What is expected — Tally the lines that hold the string "shop", and reply with the count alone.

** Start Provided data **

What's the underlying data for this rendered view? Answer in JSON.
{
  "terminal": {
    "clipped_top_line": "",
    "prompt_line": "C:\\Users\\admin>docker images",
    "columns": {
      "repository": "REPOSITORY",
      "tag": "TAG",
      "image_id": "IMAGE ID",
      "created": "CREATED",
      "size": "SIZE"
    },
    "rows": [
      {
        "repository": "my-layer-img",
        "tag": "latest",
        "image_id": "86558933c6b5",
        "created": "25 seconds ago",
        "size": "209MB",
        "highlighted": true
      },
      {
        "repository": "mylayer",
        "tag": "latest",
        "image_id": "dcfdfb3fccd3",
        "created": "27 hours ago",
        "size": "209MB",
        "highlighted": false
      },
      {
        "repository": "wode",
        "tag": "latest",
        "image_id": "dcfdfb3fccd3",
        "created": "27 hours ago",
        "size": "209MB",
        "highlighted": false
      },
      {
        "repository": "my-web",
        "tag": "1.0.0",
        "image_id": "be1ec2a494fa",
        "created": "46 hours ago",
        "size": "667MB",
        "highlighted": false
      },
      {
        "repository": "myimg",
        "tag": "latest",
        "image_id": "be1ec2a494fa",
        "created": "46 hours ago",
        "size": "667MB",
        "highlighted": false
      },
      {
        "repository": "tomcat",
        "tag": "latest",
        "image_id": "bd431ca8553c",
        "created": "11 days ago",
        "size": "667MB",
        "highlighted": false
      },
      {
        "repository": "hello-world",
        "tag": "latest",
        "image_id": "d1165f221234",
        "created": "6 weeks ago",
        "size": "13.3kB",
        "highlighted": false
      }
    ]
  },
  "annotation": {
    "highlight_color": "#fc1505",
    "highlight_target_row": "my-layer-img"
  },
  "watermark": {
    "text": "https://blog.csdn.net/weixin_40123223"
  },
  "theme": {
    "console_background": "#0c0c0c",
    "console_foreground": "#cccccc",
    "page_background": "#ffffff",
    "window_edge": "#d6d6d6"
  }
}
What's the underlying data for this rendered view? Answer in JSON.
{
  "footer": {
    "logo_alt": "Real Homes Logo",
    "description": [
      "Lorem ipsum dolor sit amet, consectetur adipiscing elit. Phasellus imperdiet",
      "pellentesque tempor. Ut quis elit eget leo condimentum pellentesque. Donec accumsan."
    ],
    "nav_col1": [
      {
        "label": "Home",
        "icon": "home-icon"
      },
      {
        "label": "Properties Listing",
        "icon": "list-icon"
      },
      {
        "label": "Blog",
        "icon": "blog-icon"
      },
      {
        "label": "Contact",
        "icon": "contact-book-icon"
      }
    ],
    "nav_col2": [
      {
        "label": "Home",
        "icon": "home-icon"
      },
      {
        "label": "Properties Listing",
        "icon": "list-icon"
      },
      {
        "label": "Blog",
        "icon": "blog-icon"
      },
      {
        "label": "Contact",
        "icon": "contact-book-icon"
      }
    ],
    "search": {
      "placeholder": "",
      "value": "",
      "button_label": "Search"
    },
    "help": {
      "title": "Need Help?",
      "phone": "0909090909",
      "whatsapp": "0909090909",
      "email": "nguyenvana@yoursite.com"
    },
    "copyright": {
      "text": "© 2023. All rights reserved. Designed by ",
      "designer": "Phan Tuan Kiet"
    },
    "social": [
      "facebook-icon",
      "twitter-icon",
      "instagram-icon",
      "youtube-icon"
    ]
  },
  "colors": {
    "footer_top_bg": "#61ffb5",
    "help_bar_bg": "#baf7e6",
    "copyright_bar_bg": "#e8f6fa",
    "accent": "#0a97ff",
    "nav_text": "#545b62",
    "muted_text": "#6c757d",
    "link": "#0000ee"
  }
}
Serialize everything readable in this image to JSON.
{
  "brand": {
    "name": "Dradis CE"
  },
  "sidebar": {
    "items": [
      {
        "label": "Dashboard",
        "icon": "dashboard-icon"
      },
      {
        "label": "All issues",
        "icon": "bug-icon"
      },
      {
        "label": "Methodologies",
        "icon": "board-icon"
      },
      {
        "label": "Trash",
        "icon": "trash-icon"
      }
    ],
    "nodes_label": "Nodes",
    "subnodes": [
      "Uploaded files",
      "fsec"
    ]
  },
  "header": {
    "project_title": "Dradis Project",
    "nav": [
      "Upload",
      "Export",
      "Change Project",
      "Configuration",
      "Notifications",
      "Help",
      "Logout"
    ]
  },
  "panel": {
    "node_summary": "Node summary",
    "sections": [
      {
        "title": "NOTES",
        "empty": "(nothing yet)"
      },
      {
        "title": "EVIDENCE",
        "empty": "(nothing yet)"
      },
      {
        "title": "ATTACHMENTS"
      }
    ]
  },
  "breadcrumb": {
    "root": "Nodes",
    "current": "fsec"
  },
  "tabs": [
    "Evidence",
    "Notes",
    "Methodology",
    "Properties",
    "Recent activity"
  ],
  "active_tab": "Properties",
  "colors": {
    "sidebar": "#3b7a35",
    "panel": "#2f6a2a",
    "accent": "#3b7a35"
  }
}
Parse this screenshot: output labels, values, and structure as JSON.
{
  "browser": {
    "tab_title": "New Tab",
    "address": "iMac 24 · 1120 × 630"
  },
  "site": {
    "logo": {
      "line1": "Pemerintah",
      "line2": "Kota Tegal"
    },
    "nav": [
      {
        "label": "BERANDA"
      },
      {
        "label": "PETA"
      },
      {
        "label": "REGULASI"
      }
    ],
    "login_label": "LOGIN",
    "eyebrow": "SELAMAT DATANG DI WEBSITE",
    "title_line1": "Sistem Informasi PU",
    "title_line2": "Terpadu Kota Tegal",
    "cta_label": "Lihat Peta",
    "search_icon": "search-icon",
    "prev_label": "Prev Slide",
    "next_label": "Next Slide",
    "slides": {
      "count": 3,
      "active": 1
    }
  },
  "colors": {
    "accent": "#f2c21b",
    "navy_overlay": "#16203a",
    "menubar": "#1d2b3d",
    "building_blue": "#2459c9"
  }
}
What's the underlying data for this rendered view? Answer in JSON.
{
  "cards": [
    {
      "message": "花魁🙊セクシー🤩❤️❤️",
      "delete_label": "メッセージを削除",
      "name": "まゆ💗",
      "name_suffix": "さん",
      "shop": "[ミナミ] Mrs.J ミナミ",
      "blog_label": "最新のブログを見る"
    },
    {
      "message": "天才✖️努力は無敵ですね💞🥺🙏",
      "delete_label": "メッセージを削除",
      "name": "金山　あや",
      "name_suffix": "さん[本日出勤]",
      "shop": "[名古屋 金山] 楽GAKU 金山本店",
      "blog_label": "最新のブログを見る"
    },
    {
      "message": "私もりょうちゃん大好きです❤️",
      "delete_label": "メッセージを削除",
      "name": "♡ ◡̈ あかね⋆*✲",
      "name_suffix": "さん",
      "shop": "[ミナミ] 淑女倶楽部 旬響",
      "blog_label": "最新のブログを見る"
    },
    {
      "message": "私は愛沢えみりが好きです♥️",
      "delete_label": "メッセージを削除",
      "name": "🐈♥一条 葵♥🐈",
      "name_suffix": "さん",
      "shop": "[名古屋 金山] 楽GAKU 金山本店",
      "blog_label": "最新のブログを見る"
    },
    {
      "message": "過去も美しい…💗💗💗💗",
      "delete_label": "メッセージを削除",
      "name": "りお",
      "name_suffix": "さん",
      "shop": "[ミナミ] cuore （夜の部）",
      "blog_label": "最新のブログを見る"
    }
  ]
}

** End Provided data **

Result for this task — 5